Look through the records, and whenever a line includes the word "Comté", copy it.

[Opening DATA IN THIS EXERCISE section]

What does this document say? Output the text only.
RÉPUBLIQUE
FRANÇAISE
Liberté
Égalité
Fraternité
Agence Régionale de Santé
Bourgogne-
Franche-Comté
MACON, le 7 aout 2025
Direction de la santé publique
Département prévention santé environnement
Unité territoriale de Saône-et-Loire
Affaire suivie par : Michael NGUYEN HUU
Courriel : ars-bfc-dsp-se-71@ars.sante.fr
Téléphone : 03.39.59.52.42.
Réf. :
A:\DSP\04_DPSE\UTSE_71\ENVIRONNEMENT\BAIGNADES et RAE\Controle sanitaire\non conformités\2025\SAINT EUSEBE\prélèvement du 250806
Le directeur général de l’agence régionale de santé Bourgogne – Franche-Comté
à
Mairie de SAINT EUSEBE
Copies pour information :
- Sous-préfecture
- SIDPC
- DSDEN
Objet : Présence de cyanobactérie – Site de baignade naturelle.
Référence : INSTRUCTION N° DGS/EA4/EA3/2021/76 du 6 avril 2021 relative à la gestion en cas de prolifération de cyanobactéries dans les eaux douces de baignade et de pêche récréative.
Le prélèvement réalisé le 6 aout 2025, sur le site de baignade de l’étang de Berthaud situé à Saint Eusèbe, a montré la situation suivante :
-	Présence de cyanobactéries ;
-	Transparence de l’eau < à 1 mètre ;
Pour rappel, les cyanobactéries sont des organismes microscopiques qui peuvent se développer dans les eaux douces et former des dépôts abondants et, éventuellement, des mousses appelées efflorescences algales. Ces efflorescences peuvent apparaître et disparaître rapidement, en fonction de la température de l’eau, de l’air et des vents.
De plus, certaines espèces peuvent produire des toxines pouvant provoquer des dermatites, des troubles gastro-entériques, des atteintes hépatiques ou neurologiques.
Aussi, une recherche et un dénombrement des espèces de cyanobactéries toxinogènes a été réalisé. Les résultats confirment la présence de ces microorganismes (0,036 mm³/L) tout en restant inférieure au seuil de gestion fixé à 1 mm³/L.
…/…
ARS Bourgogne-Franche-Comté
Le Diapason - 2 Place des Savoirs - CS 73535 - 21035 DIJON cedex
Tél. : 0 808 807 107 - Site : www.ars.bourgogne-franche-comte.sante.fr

[Closing DATA IN THIS EXERCISE section]

• [ANSWER SPACE]
Franche-Comté
Le directeur général de l’agence régionale de santé Bourgogne – Franche-Comté
ARS Bourgogne-Franche-Comté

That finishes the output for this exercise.